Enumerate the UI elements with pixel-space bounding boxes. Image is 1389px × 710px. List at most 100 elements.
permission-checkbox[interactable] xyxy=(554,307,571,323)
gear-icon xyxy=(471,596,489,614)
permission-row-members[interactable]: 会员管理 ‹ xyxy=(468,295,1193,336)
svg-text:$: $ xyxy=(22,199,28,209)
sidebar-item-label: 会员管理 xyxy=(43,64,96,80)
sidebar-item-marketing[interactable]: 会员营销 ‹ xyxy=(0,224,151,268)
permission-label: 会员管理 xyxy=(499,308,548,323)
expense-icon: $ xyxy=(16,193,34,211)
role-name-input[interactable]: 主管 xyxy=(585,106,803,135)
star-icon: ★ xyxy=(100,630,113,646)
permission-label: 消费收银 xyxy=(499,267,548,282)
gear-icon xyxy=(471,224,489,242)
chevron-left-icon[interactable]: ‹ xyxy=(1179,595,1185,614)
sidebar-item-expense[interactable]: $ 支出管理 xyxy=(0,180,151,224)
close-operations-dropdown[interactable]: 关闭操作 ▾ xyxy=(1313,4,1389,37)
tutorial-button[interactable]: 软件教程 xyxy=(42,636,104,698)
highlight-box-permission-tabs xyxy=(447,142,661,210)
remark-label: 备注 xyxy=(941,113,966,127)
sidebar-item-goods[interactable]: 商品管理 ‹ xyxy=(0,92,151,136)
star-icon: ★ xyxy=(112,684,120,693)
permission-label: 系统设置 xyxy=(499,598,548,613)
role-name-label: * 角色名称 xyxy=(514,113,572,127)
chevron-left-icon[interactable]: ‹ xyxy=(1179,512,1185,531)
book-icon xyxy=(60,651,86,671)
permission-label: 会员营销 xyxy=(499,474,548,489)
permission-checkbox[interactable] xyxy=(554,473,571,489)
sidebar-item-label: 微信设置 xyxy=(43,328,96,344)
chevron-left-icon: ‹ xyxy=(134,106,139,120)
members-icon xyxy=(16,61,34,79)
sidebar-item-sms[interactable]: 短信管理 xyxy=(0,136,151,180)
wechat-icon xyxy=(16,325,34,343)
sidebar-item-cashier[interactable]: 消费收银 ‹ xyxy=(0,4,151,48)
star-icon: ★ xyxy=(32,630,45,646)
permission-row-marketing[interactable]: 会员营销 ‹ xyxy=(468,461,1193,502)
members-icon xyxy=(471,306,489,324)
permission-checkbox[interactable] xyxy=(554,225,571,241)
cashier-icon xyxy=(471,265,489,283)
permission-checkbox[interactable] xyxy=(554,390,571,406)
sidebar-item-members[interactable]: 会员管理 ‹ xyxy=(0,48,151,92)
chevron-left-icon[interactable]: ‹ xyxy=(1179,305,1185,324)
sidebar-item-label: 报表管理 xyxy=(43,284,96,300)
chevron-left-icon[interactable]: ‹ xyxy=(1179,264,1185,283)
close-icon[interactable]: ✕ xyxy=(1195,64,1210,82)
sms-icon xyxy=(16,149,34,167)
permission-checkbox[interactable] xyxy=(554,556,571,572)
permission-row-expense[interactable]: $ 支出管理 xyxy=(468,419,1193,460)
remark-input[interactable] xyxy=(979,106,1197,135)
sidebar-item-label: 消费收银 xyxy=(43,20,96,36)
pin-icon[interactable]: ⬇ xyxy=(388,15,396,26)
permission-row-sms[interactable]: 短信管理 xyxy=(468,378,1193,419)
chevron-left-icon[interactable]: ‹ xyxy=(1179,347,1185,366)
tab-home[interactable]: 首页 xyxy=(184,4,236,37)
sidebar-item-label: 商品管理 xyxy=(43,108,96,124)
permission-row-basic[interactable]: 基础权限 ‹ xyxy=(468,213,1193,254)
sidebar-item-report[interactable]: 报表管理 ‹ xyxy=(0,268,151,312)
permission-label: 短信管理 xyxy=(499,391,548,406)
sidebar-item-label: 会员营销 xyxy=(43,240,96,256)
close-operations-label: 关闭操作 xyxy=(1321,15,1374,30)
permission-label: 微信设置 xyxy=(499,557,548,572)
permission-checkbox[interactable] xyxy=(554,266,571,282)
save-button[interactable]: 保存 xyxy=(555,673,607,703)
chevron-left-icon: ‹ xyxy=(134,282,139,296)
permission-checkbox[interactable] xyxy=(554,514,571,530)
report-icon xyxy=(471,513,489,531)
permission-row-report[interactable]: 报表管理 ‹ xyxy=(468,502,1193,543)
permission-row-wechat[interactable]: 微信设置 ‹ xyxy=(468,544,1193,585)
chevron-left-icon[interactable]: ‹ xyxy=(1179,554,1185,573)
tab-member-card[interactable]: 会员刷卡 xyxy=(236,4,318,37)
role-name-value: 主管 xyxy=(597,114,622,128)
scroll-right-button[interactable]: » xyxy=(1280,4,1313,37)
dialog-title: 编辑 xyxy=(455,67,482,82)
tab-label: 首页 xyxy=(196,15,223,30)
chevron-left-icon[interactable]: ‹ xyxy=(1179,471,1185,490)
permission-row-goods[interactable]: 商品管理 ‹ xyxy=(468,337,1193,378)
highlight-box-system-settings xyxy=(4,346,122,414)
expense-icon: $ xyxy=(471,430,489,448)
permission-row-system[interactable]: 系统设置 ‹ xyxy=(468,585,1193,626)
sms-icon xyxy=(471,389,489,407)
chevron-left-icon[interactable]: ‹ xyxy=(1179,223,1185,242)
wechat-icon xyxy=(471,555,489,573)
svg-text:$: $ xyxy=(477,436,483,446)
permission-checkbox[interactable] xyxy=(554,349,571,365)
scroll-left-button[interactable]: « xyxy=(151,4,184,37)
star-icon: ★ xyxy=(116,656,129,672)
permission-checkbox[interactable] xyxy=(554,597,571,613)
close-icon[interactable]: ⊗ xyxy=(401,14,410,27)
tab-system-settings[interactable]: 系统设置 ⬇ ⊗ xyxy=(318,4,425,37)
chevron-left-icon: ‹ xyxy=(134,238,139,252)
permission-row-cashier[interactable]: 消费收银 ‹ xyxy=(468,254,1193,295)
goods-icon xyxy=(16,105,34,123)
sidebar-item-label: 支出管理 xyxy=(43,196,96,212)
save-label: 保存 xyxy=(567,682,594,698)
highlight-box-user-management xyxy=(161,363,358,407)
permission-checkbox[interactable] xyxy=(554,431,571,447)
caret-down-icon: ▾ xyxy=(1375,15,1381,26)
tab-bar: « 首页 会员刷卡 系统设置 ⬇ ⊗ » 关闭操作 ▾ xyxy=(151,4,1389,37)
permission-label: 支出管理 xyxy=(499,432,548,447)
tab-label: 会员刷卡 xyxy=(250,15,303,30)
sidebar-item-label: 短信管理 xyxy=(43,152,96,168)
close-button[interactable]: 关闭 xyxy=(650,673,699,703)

=======

Copy the items above word for word, from the very first line through the line containing "gear-icon xyxy=(471,596,489,614)", both ends included.

Enumerate the UI elements with pixel-space bounding boxes. Image is 1389px × 710px. List at most 100 elements.
permission-checkbox[interactable] xyxy=(554,307,571,323)
gear-icon xyxy=(471,596,489,614)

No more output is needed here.